**TASK DETAILS**
Copy out all the entries word for word.

[Stored data entries]
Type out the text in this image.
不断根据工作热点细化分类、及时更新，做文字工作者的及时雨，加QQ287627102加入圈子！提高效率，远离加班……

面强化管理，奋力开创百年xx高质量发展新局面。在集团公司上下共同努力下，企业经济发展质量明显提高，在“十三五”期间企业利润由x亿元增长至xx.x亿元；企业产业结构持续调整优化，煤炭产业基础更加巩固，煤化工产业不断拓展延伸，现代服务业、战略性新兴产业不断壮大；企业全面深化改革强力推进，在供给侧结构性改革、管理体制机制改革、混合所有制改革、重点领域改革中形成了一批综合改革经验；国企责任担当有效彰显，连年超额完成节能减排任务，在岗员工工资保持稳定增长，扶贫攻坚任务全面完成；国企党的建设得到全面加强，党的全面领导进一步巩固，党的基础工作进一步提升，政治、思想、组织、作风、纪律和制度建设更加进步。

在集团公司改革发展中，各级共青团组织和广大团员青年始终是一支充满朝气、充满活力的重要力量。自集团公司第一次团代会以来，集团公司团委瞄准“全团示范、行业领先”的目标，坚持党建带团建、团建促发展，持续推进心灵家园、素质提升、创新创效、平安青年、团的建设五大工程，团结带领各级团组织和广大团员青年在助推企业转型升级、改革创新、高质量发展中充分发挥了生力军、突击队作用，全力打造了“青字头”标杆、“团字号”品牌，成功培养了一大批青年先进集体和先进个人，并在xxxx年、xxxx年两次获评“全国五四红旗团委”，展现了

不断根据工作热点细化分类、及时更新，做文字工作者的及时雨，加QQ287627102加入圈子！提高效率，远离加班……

**WRITTEN ANSWER**
Type out the text in this image.
不断根据工作热点细化分类、及时更新，做文字工作者的及时雨，加QQ287627102加入圈子！提高效率，远离加班……

面强化管理，奋力开创百年xx高质量发展新局面。在集团公司上下共同努力下，企业经济发展质量明显提高，在“十三五”期间企业利润由x亿元增长至xx.x亿元；企业产业结构持续调整优化，煤炭产业基础更加巩固，煤化工产业不断拓展延伸，现代服务业、战略性新兴产业不断壮大；企业全面深化改革强力推进，在供给侧结构性改革、管理体制机制改革、混合所有制改革、重点领域改革中形成了一批综合改革经验；国企责任担当有效彰显，连年超额完成节能减排任务，在岗员工工资保持稳定增长，扶贫攻坚任务全面完成；国企党的建设得到全面加强，党的全面领导进一步巩固，党的基础工作进一步提升，政治、思想、组织、作风、纪律和制度建设更加进步。

在集团公司改革发展中，各级共青团组织和广大团员青年始终是一支充满朝气、充满活力的重要力量。自集团公司第一次团代会以来，集团公司团委瞄准“全团示范、行业领先”的目标，坚持党建带团建、团建促发展，持续推进心灵家园、素质提升、创新创效、平安青年、团的建设五大工程，团结带领各级团组织和广大团员青年在助推企业转型升级、改革创新、高质量发展中充分发挥了生力军、突击队作用，全力打造了“青字头”标杆、“团字号”品牌，成功培养了一大批青年先进集体和先进个人，并在xxxx年、xxxx年两次获评“全国五四红旗团委”，展现了

不断根据工作热点细化分类、及时更新，做文字工作者的及时雨，加QQ287627102加入圈子！提高效率，远离加班……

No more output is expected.